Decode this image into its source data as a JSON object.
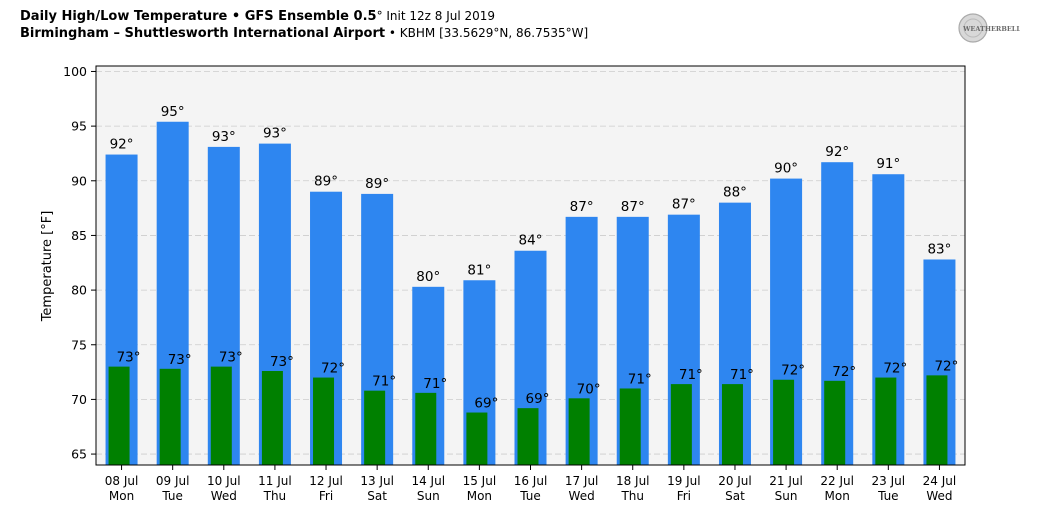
{
  "header": {
    "title_bold": "Daily High/Low Temperature • GFS Ensemble 0.5",
    "title_deg": "°",
    "title_init": " Init 12z 8 Jul 2019",
    "subtitle_bold": "Birmingham – Shuttlesworth International Airport",
    "subtitle_rest": " • KBHM [33.5629°N, 86.7535°W]"
  },
  "logo": {
    "text": "WEATHERBELL",
    "icon": "weatherbell-logo"
  },
  "colors": {
    "high": "#2e86f0",
    "low": "#008000",
    "plot_bg": "#f4f4f4"
  },
  "chart_data": {
    "type": "bar",
    "ylabel": "Temperature [°F]",
    "ylim": [
      64,
      100.5
    ],
    "yticks": [
      65,
      70,
      75,
      80,
      85,
      90,
      95,
      100
    ],
    "grid": true,
    "categories": [
      {
        "date": "08 Jul",
        "day": "Mon"
      },
      {
        "date": "09 Jul",
        "day": "Tue"
      },
      {
        "date": "10 Jul",
        "day": "Wed"
      },
      {
        "date": "11 Jul",
        "day": "Thu"
      },
      {
        "date": "12 Jul",
        "day": "Fri"
      },
      {
        "date": "13 Jul",
        "day": "Sat"
      },
      {
        "date": "14 Jul",
        "day": "Sun"
      },
      {
        "date": "15 Jul",
        "day": "Mon"
      },
      {
        "date": "16 Jul",
        "day": "Tue"
      },
      {
        "date": "17 Jul",
        "day": "Wed"
      },
      {
        "date": "18 Jul",
        "day": "Thu"
      },
      {
        "date": "19 Jul",
        "day": "Fri"
      },
      {
        "date": "20 Jul",
        "day": "Sat"
      },
      {
        "date": "21 Jul",
        "day": "Sun"
      },
      {
        "date": "22 Jul",
        "day": "Mon"
      },
      {
        "date": "23 Jul",
        "day": "Tue"
      },
      {
        "date": "24 Jul",
        "day": "Wed"
      }
    ],
    "series": [
      {
        "values": [
          92.4,
          95.4,
          93.1,
          93.4,
          89.0,
          88.8,
          80.3,
          80.9,
          83.6,
          86.7,
          86.7,
          86.9,
          88.0,
          90.2,
          91.7,
          90.6,
          82.8
        ],
        "labels": [
          "92°",
          "95°",
          "93°",
          "93°",
          "89°",
          "89°",
          "80°",
          "81°",
          "84°",
          "87°",
          "87°",
          "87°",
          "88°",
          "90°",
          "92°",
          "91°",
          "83°"
        ]
      },
      {
        "values": [
          73.0,
          72.8,
          73.0,
          72.6,
          72.0,
          70.8,
          70.6,
          68.8,
          69.2,
          70.1,
          71.0,
          71.4,
          71.4,
          71.8,
          71.7,
          72.0,
          72.2
        ],
        "labels": [
          "73°",
          "73°",
          "73°",
          "73°",
          "72°",
          "71°",
          "71°",
          "69°",
          "69°",
          "70°",
          "71°",
          "71°",
          "71°",
          "72°",
          "72°",
          "72°",
          "72°"
        ]
      }
    ]
  }
}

__Aim of the exercise__: Using the records above, retype everything exactly except the pictures.

__Exercise response__:
Decode this image into its source data as a JSON object.
{
  "header": {
    "title_bold": "Daily High/Low Temperature • GFS Ensemble 0.5",
    "title_deg": "°",
    "title_init": " Init 12z 8 Jul 2019",
    "subtitle_bold": "Birmingham – Shuttlesworth International Airport",
    "subtitle_rest": " • KBHM [33.5629°N, 86.7535°W]"
  },
  "logo": {
    "text": "WEATHERBELL",
    "icon": "weatherbell-logo"
  },
  "colors": {
    "high": "#2e86f0",
    "low": "#008000",
    "plot_bg": "#f4f4f4"
  },
  "chart_data": {
    "type": "bar",
    "ylabel": "Temperature [°F]",
    "ylim": [
      64,
      100.5
    ],
    "yticks": [
      65,
      70,
      75,
      80,
      85,
      90,
      95,
      100
    ],
    "grid": true,
    "categories": [
      {
        "date": "08 Jul",
        "day": "Mon"
      },
      {
        "date": "09 Jul",
        "day": "Tue"
      },
      {
        "date": "10 Jul",
        "day": "Wed"
      },
      {
        "date": "11 Jul",
        "day": "Thu"
      },
      {
        "date": "12 Jul",
        "day": "Fri"
      },
      {
        "date": "13 Jul",
        "day": "Sat"
      },
      {
        "date": "14 Jul",
        "day": "Sun"
      },
      {
        "date": "15 Jul",
        "day": "Mon"
      },
      {
        "date": "16 Jul",
        "day": "Tue"
      },
      {
        "date": "17 Jul",
        "day": "Wed"
      },
      {
        "date": "18 Jul",
        "day": "Thu"
      },
      {
        "date": "19 Jul",
        "day": "Fri"
      },
      {
        "date": "20 Jul",
        "day": "Sat"
      },
      {
        "date": "21 Jul",
        "day": "Sun"
      },
      {
        "date": "22 Jul",
        "day": "Mon"
      },
      {
        "date": "23 Jul",
        "day": "Tue"
      },
      {
        "date": "24 Jul",
        "day": "Wed"
      }
    ],
    "series": [
      {
        "values": [
          92.4,
          95.4,
          93.1,
          93.4,
          89.0,
          88.8,
          80.3,
          80.9,
          83.6,
          86.7,
          86.7,
          86.9,
          88.0,
          90.2,
          91.7,
          90.6,
          82.8
        ],
        "labels": [
          "92°",
          "95°",
          "93°",
          "93°",
          "89°",
          "89°",
          "80°",
          "81°",
          "84°",
          "87°",
          "87°",
          "87°",
          "88°",
          "90°",
          "92°",
          "91°",
          "83°"
        ]
      },
      {
        "values": [
          73.0,
          72.8,
          73.0,
          72.6,
          72.0,
          70.8,
          70.6,
          68.8,
          69.2,
          70.1,
          71.0,
          71.4,
          71.4,
          71.8,
          71.7,
          72.0,
          72.2
        ],
        "labels": [
          "73°",
          "73°",
          "73°",
          "73°",
          "72°",
          "71°",
          "71°",
          "69°",
          "69°",
          "70°",
          "71°",
          "71°",
          "71°",
          "72°",
          "72°",
          "72°",
          "72°"
        ]
      }
    ]
  }
}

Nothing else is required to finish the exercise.